*Text shown*:
▶
It s different every time,” said the server, “because he makes it fresh.” The gravy comes off with the right consistency — not watery and hardly pasty — and the attendant sausage is there in the right measure, too, in that these aren’t meatballs, just good crumbles of meat to satisfy the protein fix the eggs can t reach.
It’s always a no-brainer on Sunday mornings at the Rustic, the sort of decision that doesn’t require a menu at all. “Biscuits and gravy?” the server will say — as if she had to ask.
— BRADY SLATER

Iwas an old man by the time I finally got around to appreciating chicken wings.
It was the summer of my 24th year, and to celebrate my future wife’s birthday, we descended on a sports bar known for inexpensive, flavorful chicken appendages. (It’s the Desperado in Missoula, Montana, if you’re ever out there.)
Once I got the hang of the carnal act, I was hooked, and we have been searching for a comparable experience since.
Enter Clyde Iron Works, one of our many-andgrowing neighborhood eateries. It’s a comfortable place for comfort food, and for the meat-eaters among us, what else does the trick but a hearty plate of wings?

We split 12 recently, a perfectly steaming batch of well-coated and partly charred beauties that kept a good balance between smoke and spice. All the sauces — honey chipotle, buffalo, barbecue, reaper and Asian — are worth trying, depending on your mood, but as a purist (outside of my affection for spicy-peanut-sauce wings) buffalo is the way to go. Don’t try to get 12 down on your own, though at $10.95, you might as well try, then take home what’s left — it’s $6.95 for six.
◀
Retype the food reviews above word for word, keeping every character and line break unchanged.

Stored rows
▶
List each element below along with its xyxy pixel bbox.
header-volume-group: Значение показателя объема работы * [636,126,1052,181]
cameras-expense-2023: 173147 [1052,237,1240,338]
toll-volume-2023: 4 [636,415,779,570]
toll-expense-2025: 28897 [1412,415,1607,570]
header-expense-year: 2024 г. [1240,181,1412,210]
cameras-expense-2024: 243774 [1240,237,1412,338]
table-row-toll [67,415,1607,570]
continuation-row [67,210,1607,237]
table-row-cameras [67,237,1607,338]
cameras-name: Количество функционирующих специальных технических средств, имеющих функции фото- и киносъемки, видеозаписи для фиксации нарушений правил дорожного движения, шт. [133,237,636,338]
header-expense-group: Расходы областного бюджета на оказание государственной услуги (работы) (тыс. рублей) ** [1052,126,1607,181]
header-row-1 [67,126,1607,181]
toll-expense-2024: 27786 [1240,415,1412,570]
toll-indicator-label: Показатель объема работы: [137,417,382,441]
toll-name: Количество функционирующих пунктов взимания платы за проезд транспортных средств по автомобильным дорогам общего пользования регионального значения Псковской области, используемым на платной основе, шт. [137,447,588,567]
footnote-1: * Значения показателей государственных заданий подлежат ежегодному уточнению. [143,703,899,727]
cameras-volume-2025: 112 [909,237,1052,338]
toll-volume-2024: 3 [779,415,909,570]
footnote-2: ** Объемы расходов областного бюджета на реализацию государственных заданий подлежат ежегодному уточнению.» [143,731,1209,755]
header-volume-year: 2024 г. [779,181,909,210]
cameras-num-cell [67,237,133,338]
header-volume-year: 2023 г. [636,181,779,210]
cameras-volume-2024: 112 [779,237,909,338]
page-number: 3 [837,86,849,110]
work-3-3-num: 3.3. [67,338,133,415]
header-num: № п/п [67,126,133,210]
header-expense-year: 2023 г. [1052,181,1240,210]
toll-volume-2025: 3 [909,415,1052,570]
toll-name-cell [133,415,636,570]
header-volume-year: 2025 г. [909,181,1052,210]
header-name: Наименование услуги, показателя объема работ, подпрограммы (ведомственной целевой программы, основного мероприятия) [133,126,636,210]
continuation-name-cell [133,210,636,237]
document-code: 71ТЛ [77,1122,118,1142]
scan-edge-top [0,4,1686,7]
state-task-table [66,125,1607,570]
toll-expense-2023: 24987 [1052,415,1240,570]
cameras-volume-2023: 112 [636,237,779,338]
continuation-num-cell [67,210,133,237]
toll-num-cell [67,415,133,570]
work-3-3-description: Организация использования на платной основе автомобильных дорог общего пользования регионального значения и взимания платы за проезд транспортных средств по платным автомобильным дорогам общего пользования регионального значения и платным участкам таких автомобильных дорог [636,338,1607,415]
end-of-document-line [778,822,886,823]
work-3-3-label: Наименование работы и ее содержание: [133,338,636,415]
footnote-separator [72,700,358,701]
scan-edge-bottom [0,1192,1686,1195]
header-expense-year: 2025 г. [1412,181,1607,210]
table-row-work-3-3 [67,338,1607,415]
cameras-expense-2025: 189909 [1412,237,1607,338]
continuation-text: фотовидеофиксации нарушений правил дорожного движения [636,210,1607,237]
◀
*Result of the exercise*:
It s different every time,” said the server, “because he makes it fresh.” The gravy comes off with the right consistency — not watery and hardly pasty — and the attendant sausage is there in the right measure, too, in that these aren’t meatballs, just good crumbles of meat to satisfy the protein fix the eggs can t reach.
It’s always a no-brainer on Sunday mornings at the Rustic, the sort of decision that doesn’t require a menu at all. “Biscuits and gravy?” the server will say — as if she had to ask.
— BRADY SLATER

Iwas an old man by the time I finally got around to appreciating chicken wings.
It was the summer of my 24th year, and to celebrate my future wife’s birthday, we descended on a sports bar known for inexpensive, flavorful chicken appendages. (It’s the Desperado in Missoula, Montana, if you’re ever out there.)
Once I got the hang of the carnal act, I was hooked, and we have been searching for a comparable experience since.
Enter Clyde Iron Works, one of our many-andgrowing neighborhood eateries. It’s a comfortable place for comfort food, and for the meat-eaters among us, what else does the trick but a hearty plate of wings?

We split 12 recently, a perfectly steaming batch of well-coated and partly charred beauties that kept a good balance between smoke and spice. All the sauces — honey chipotle, buffalo, barbecue, reaper and Asian — are worth trying, depending on your mood, but as a purist (outside of my affection for spicy-peanut-sauce wings) buffalo is the way to go. Don’t try to get 12 down on your own, though at $10.95, you might as well try, then take home what’s left — it’s $6.95 for six.